# [Your objective]
Each line of the material must be returned exactly.

START

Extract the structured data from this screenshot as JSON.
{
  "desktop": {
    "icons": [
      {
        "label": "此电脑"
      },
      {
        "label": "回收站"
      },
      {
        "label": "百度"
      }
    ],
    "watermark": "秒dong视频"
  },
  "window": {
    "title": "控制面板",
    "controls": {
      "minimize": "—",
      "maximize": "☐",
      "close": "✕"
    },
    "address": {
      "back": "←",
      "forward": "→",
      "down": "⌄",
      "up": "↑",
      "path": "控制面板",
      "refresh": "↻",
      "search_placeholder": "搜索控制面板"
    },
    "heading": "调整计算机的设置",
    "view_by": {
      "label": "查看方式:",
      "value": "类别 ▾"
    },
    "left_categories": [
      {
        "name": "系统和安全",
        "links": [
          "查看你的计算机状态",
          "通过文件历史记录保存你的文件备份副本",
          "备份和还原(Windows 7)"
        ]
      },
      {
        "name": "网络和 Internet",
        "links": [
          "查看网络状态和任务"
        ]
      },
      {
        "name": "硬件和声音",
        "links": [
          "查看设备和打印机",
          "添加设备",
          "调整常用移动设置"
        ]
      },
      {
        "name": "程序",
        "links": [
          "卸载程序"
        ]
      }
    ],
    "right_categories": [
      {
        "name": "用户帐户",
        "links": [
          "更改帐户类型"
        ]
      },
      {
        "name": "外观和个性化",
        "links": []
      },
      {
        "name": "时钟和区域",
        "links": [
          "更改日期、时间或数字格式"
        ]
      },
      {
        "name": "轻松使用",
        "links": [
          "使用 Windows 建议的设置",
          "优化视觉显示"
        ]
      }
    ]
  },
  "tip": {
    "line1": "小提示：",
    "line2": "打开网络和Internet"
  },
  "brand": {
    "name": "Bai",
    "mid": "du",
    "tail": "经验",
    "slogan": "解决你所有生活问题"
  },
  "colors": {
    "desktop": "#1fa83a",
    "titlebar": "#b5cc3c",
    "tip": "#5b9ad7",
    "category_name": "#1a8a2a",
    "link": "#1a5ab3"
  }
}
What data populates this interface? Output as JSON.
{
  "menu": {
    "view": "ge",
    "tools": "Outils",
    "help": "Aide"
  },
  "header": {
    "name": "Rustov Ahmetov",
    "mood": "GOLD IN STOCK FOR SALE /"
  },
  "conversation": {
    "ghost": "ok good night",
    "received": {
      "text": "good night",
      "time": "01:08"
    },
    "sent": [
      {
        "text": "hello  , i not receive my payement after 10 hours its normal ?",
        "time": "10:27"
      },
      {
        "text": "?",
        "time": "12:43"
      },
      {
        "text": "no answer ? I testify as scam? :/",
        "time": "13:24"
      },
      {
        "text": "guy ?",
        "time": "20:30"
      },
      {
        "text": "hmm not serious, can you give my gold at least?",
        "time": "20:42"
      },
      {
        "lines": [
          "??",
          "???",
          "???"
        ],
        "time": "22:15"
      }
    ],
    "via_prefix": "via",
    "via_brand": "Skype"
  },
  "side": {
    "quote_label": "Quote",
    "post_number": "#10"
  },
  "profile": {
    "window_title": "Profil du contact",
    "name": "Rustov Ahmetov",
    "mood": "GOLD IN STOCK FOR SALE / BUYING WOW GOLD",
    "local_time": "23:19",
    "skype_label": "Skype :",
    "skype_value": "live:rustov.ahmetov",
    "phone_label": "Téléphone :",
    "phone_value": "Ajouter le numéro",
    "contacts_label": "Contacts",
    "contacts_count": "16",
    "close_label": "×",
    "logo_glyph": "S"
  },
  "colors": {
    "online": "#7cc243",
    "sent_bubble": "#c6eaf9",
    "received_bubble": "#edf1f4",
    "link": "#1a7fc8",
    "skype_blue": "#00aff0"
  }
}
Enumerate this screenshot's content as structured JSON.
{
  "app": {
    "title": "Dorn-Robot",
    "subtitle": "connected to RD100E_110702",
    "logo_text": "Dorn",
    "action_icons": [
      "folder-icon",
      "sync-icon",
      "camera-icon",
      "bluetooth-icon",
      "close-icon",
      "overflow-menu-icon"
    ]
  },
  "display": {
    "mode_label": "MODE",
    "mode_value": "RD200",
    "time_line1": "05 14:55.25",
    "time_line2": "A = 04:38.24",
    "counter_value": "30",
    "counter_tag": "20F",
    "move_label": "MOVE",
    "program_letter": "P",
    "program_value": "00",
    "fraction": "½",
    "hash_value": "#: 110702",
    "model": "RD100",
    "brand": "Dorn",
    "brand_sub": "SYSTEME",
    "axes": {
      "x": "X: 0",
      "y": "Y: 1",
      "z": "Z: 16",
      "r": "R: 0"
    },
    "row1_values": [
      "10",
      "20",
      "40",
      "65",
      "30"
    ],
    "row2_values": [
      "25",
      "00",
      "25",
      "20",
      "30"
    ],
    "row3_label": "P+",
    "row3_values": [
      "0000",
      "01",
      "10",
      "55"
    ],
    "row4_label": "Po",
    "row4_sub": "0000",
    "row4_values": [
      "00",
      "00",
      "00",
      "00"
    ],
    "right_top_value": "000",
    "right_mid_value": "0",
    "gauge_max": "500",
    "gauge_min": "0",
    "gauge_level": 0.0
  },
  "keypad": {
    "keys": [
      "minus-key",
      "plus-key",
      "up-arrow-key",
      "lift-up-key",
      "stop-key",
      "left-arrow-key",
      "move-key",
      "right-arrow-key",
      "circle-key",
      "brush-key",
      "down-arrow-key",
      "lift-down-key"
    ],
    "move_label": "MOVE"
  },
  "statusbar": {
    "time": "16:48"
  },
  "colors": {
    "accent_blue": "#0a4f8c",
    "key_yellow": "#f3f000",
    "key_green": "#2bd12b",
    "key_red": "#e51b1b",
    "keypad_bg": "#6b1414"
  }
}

END

# [Result for this task]
Extract the structured data from this screenshot as JSON.
{
  "desktop": {
    "icons": [
      {
        "label": "此电脑"
      },
      {
        "label": "回收站"
      },
      {
        "label": "百度"
      }
    ],
    "watermark": "秒dong视频"
  },
  "window": {
    "title": "控制面板",
    "controls": {
      "minimize": "—",
      "maximize": "☐",
      "close": "✕"
    },
    "address": {
      "back": "←",
      "forward": "→",
      "down": "⌄",
      "up": "↑",
      "path": "控制面板",
      "refresh": "↻",
      "search_placeholder": "搜索控制面板"
    },
    "heading": "调整计算机的设置",
    "view_by": {
      "label": "查看方式:",
      "value": "类别 ▾"
    },
    "left_categories": [
      {
        "name": "系统和安全",
        "links": [
          "查看你的计算机状态",
          "通过文件历史记录保存你的文件备份副本",
          "备份和还原(Windows 7)"
        ]
      },
      {
        "name": "网络和 Internet",
        "links": [
          "查看网络状态和任务"
        ]
      },
      {
        "name": "硬件和声音",
        "links": [
          "查看设备和打印机",
          "添加设备",
          "调整常用移动设置"
        ]
      },
      {
        "name": "程序",
        "links": [
          "卸载程序"
        ]
      }
    ],
    "right_categories": [
      {
        "name": "用户帐户",
        "links": [
          "更改帐户类型"
        ]
      },
      {
        "name": "外观和个性化",
        "links": []
      },
      {
        "name": "时钟和区域",
        "links": [
          "更改日期、时间或数字格式"
        ]
      },
      {
        "name": "轻松使用",
        "links": [
          "使用 Windows 建议的设置",
          "优化视觉显示"
        ]
      }
    ]
  },
  "tip": {
    "line1": "小提示：",
    "line2": "打开网络和Internet"
  },
  "brand": {
    "name": "Bai",
    "mid": "du",
    "tail": "经验",
    "slogan": "解决你所有生活问题"
  },
  "colors": {
    "desktop": "#1fa83a",
    "titlebar": "#b5cc3c",
    "tip": "#5b9ad7",
    "category_name": "#1a8a2a",
    "link": "#1a5ab3"
  }
}
What data populates this interface? Output as JSON.
{
  "menu": {
    "view": "ge",
    "tools": "Outils",
    "help": "Aide"
  },
  "header": {
    "name": "Rustov Ahmetov",
    "mood": "GOLD IN STOCK FOR SALE /"
  },
  "conversation": {
    "ghost": "ok good night",
    "received": {
      "text": "good night",
      "time": "01:08"
    },
    "sent": [
      {
        "text": "hello  , i not receive my payement after 10 hours its normal ?",
        "time": "10:27"
      },
      {
        "text": "?",
        "time": "12:43"
      },
      {
        "text": "no answer ? I testify as scam? :/",
        "time": "13:24"
      },
      {
        "text": "guy ?",
        "time": "20:30"
      },
      {
        "text": "hmm not serious, can you give my gold at least?",
        "time": "20:42"
      },
      {
        "lines": [
          "??",
          "???",
          "???"
        ],
        "time": "22:15"
      }
    ],
    "via_prefix": "via",
    "via_brand": "Skype"
  },
  "side": {
    "quote_label": "Quote",
    "post_number": "#10"
  },
  "profile": {
    "window_title": "Profil du contact",
    "name": "Rustov Ahmetov",
    "mood": "GOLD IN STOCK FOR SALE / BUYING WOW GOLD",
    "local_time": "23:19",
    "skype_label": "Skype :",
    "skype_value": "live:rustov.ahmetov",
    "phone_label": "Téléphone :",
    "phone_value": "Ajouter le numéro",
    "contacts_label": "Contacts",
    "contacts_count": "16",
    "close_label": "×",
    "logo_glyph": "S"
  },
  "colors": {
    "online": "#7cc243",
    "sent_bubble": "#c6eaf9",
    "received_bubble": "#edf1f4",
    "link": "#1a7fc8",
    "skype_blue": "#00aff0"
  }
}
Enumerate this screenshot's content as structured JSON.
{
  "app": {
    "title": "Dorn-Robot",
    "subtitle": "connected to RD100E_110702",
    "logo_text": "Dorn",
    "action_icons": [
      "folder-icon",
      "sync-icon",
      "camera-icon",
      "bluetooth-icon",
      "close-icon",
      "overflow-menu-icon"
    ]
  },
  "display": {
    "mode_label": "MODE",
    "mode_value": "RD200",
    "time_line1": "05 14:55.25",
    "time_line2": "A = 04:38.24",
    "counter_value": "30",
    "counter_tag": "20F",
    "move_label": "MOVE",
    "program_letter": "P",
    "program_value": "00",
    "fraction": "½",
    "hash_value": "#: 110702",
    "model": "RD100",
    "brand": "Dorn",
    "brand_sub": "SYSTEME",
    "axes": {
      "x": "X: 0",
      "y": "Y: 1",
      "z": "Z: 16",
      "r": "R: 0"
    },
    "row1_values": [
      "10",
      "20",
      "40",
      "65",
      "30"
    ],
    "row2_values": [
      "25",
      "00",
      "25",
      "20",
      "30"
    ],
    "row3_label": "P+",
    "row3_values": [
      "0000",
      "01",
      "10",
      "55"
    ],
    "row4_label": "Po",
    "row4_sub": "0000",
    "row4_values": [
      "00",
      "00",
      "00",
      "00"
    ],
    "right_top_value": "000",
    "right_mid_value": "0",
    "gauge_max": "500",
    "gauge_min": "0",
    "gauge_level": 0.0
  },
  "keypad": {
    "keys": [
      "minus-key",
      "plus-key",
      "up-arrow-key",
      "lift-up-key",
      "stop-key",
      "left-arrow-key",
      "move-key",
      "right-arrow-key",
      "circle-key",
      "brush-key",
      "down-arrow-key",
      "lift-down-key"
    ],
    "move_label": "MOVE"
  },
  "statusbar": {
    "time": "16:48"
  },
  "colors": {
    "accent_blue": "#0a4f8c",
    "key_yellow": "#f3f000",
    "key_green": "#2bd12b",
    "key_red": "#e51b1b",
    "keypad_bg": "#6b1414"
  }
}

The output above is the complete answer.